Reproduce every line of the listing below verbatim, omitting the picture.

┄┄┄┄┄┄

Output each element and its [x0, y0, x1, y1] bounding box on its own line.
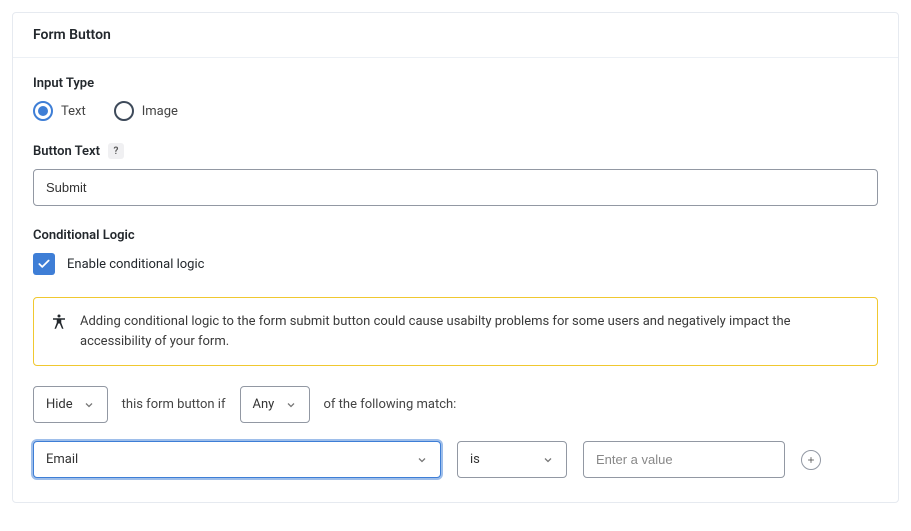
enable-conditional-row: Enable conditional logic [33, 253, 878, 275]
match-select[interactable]: Any [240, 386, 310, 423]
match-select-value: Any [253, 397, 275, 412]
logic-text-2: of the following match: [324, 397, 457, 412]
add-rule-button[interactable] [801, 450, 821, 470]
logic-sentence-row: Hide this form button if Any of the foll… [33, 386, 878, 423]
operator-select-value: is [470, 452, 480, 467]
operator-select[interactable]: is [457, 441, 567, 478]
input-type-label: Input Type [33, 76, 878, 91]
radio-text-circle [33, 101, 53, 121]
input-type-group: Text Image [33, 101, 878, 121]
button-text-label-row: Button Text ? [33, 143, 878, 159]
conditional-logic-label: Conditional Logic [33, 228, 878, 243]
logic-text-1: this form button if [122, 397, 226, 412]
accessibility-icon [50, 313, 68, 331]
radio-text-label: Text [61, 104, 86, 119]
chevron-down-icon [416, 454, 428, 466]
radio-text[interactable]: Text [33, 101, 86, 121]
warning-text: Adding conditional logic to the form sub… [80, 312, 861, 351]
button-text-input[interactable] [33, 169, 878, 206]
action-select-value: Hide [46, 397, 73, 412]
panel-body: Input Type Text Image Button Text ? Cond… [13, 58, 898, 502]
enable-conditional-checkbox[interactable] [33, 253, 55, 275]
radio-image-circle [114, 101, 134, 121]
field-select[interactable]: Email [33, 441, 441, 478]
chevron-down-icon [83, 399, 95, 411]
warning-box: Adding conditional logic to the form sub… [33, 297, 878, 366]
check-icon [37, 257, 51, 271]
button-text-label: Button Text [33, 144, 100, 159]
chevron-down-icon [542, 454, 554, 466]
panel-header: Form Button [13, 13, 898, 58]
form-button-panel: Form Button Input Type Text Image Button… [12, 12, 899, 503]
radio-image[interactable]: Image [114, 101, 178, 121]
chevron-down-icon [285, 399, 297, 411]
plus-icon [806, 455, 816, 465]
help-icon[interactable]: ? [108, 143, 124, 159]
enable-conditional-label: Enable conditional logic [67, 257, 204, 272]
radio-image-label: Image [142, 104, 178, 119]
value-input[interactable] [583, 441, 785, 478]
condition-row: Email is [33, 441, 878, 478]
action-select[interactable]: Hide [33, 386, 108, 423]
field-select-value: Email [46, 452, 78, 467]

┄┄┄┄┄┄

### Expected output
Output each element and its [x0, y0, x1, y1] bounding box on its own line.
enable-conditional-row: Enable conditional logic [33, 253, 878, 275]
match-select[interactable]: Any [240, 386, 310, 423]
match-select-value: Any [253, 397, 275, 412]
logic-text-2: of the following match: [324, 397, 457, 412]
add-rule-button[interactable] [801, 450, 821, 470]
logic-sentence-row: Hide this form button if Any of the foll… [33, 386, 878, 423]
operator-select-value: is [470, 452, 480, 467]
operator-select[interactable]: is [457, 441, 567, 478]
input-type-label: Input Type [33, 76, 878, 91]
radio-text-circle [33, 101, 53, 121]
input-type-group: Text Image [33, 101, 878, 121]
button-text-label-row: Button Text ? [33, 143, 878, 159]
conditional-logic-label: Conditional Logic [33, 228, 878, 243]
logic-text-1: this form button if [122, 397, 226, 412]
accessibility-icon [50, 313, 68, 331]
radio-text-label: Text [61, 104, 86, 119]
chevron-down-icon [416, 454, 428, 466]
radio-text[interactable]: Text [33, 101, 86, 121]
warning-text: Adding conditional logic to the form sub… [80, 312, 861, 351]
button-text-input[interactable] [33, 169, 878, 206]
action-select-value: Hide [46, 397, 73, 412]
panel-body: Input Type Text Image Button Text ? Cond… [13, 58, 898, 502]
enable-conditional-checkbox[interactable] [33, 253, 55, 275]
radio-image-circle [114, 101, 134, 121]
field-select[interactable]: Email [33, 441, 441, 478]
chevron-down-icon [83, 399, 95, 411]
warning-box: Adding conditional logic to the form sub… [33, 297, 878, 366]
check-icon [37, 257, 51, 271]
button-text-label: Button Text [33, 144, 100, 159]
chevron-down-icon [542, 454, 554, 466]
panel-header: Form Button [13, 13, 898, 58]
form-button-panel: Form Button Input Type Text Image Button… [12, 12, 899, 503]
radio-image[interactable]: Image [114, 101, 178, 121]
chevron-down-icon [285, 399, 297, 411]
plus-icon [806, 455, 816, 465]
help-icon[interactable]: ? [108, 143, 124, 159]
enable-conditional-label: Enable conditional logic [67, 257, 204, 272]
radio-image-label: Image [142, 104, 178, 119]
value-input[interactable] [583, 441, 785, 478]
condition-row: Email is [33, 441, 878, 478]
action-select[interactable]: Hide [33, 386, 108, 423]
field-select-value: Email [46, 452, 78, 467]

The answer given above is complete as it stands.